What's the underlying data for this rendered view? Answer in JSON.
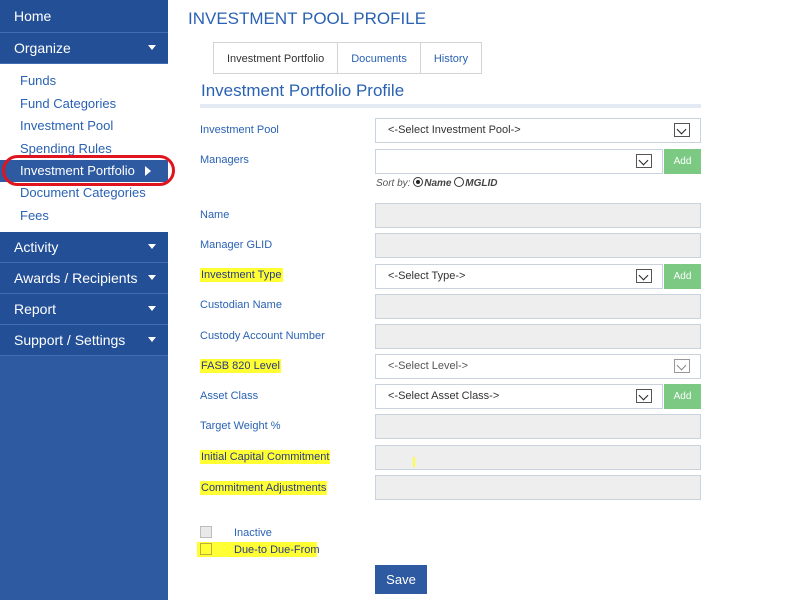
{
  "sidebar": {
    "home": "Home",
    "organize": "Organize",
    "organize_items": [
      "Funds",
      "Fund Categories",
      "Investment Pool",
      "Spending Rules",
      "Investment Portfolio",
      "Document Categories",
      "Fees"
    ],
    "activity": "Activity",
    "awards": "Awards / Recipients",
    "report": "Report",
    "support": "Support / Settings"
  },
  "header": {
    "title": "INVESTMENT POOL PROFILE"
  },
  "tabs": [
    "Investment Portfolio",
    "Documents",
    "History"
  ],
  "section": {
    "title": "Investment Portfolio Profile"
  },
  "form": {
    "investment_pool": {
      "label": "Investment Pool",
      "value": "<-Select Investment Pool->"
    },
    "managers": {
      "label": "Managers",
      "value": "",
      "add": "Add"
    },
    "sort_by": {
      "label": "Sort by:",
      "option1": "Name",
      "option2": "MGLID",
      "selected": "Name"
    },
    "name": {
      "label": "Name"
    },
    "manager_glid": {
      "label": "Manager GLID"
    },
    "investment_type": {
      "label": "Investment Type",
      "value": "<-Select Type->",
      "add": "Add"
    },
    "custodian_name": {
      "label": "Custodian Name"
    },
    "custody_account_number": {
      "label": "Custody Account Number"
    },
    "fasb_level": {
      "label": "FASB 820 Level",
      "value": "<-Select Level->"
    },
    "asset_class": {
      "label": "Asset Class",
      "value": "<-Select Asset Class->",
      "add": "Add"
    },
    "target_weight": {
      "label": "Target Weight %"
    },
    "initial_capital_commitment": {
      "label": "Initial Capital Commitment"
    },
    "commitment_adjustments": {
      "label": "Commitment Adjustments"
    },
    "inactive": {
      "label": "Inactive"
    },
    "due_to_due_from": {
      "label": "Due-to Due-From"
    },
    "save": "Save"
  },
  "colors": {
    "nav_bg": "#2e5aa1",
    "accent": "#2a62b3",
    "add_green": "#7bc983",
    "highlight": "#ffff33",
    "ring_red": "#e0141e"
  }
}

::::

What is expected:
Reproduce all of the material exactly, apart from the pictures.

Answer to the task:
What's the underlying data for this rendered view? Answer in JSON.
{
  "sidebar": {
    "home": "Home",
    "organize": "Organize",
    "organize_items": [
      "Funds",
      "Fund Categories",
      "Investment Pool",
      "Spending Rules",
      "Investment Portfolio",
      "Document Categories",
      "Fees"
    ],
    "activity": "Activity",
    "awards": "Awards / Recipients",
    "report": "Report",
    "support": "Support / Settings"
  },
  "header": {
    "title": "INVESTMENT POOL PROFILE"
  },
  "tabs": [
    "Investment Portfolio",
    "Documents",
    "History"
  ],
  "section": {
    "title": "Investment Portfolio Profile"
  },
  "form": {
    "investment_pool": {
      "label": "Investment Pool",
      "value": "<-Select Investment Pool->"
    },
    "managers": {
      "label": "Managers",
      "value": "",
      "add": "Add"
    },
    "sort_by": {
      "label": "Sort by:",
      "option1": "Name",
      "option2": "MGLID",
      "selected": "Name"
    },
    "name": {
      "label": "Name"
    },
    "manager_glid": {
      "label": "Manager GLID"
    },
    "investment_type": {
      "label": "Investment Type",
      "value": "<-Select Type->",
      "add": "Add"
    },
    "custodian_name": {
      "label": "Custodian Name"
    },
    "custody_account_number": {
      "label": "Custody Account Number"
    },
    "fasb_level": {
      "label": "FASB 820 Level",
      "value": "<-Select Level->"
    },
    "asset_class": {
      "label": "Asset Class",
      "value": "<-Select Asset Class->",
      "add": "Add"
    },
    "target_weight": {
      "label": "Target Weight %"
    },
    "initial_capital_commitment": {
      "label": "Initial Capital Commitment"
    },
    "commitment_adjustments": {
      "label": "Commitment Adjustments"
    },
    "inactive": {
      "label": "Inactive"
    },
    "due_to_due_from": {
      "label": "Due-to Due-From"
    },
    "save": "Save"
  },
  "colors": {
    "nav_bg": "#2e5aa1",
    "accent": "#2a62b3",
    "add_green": "#7bc983",
    "highlight": "#ffff33",
    "ring_red": "#e0141e"
  }
}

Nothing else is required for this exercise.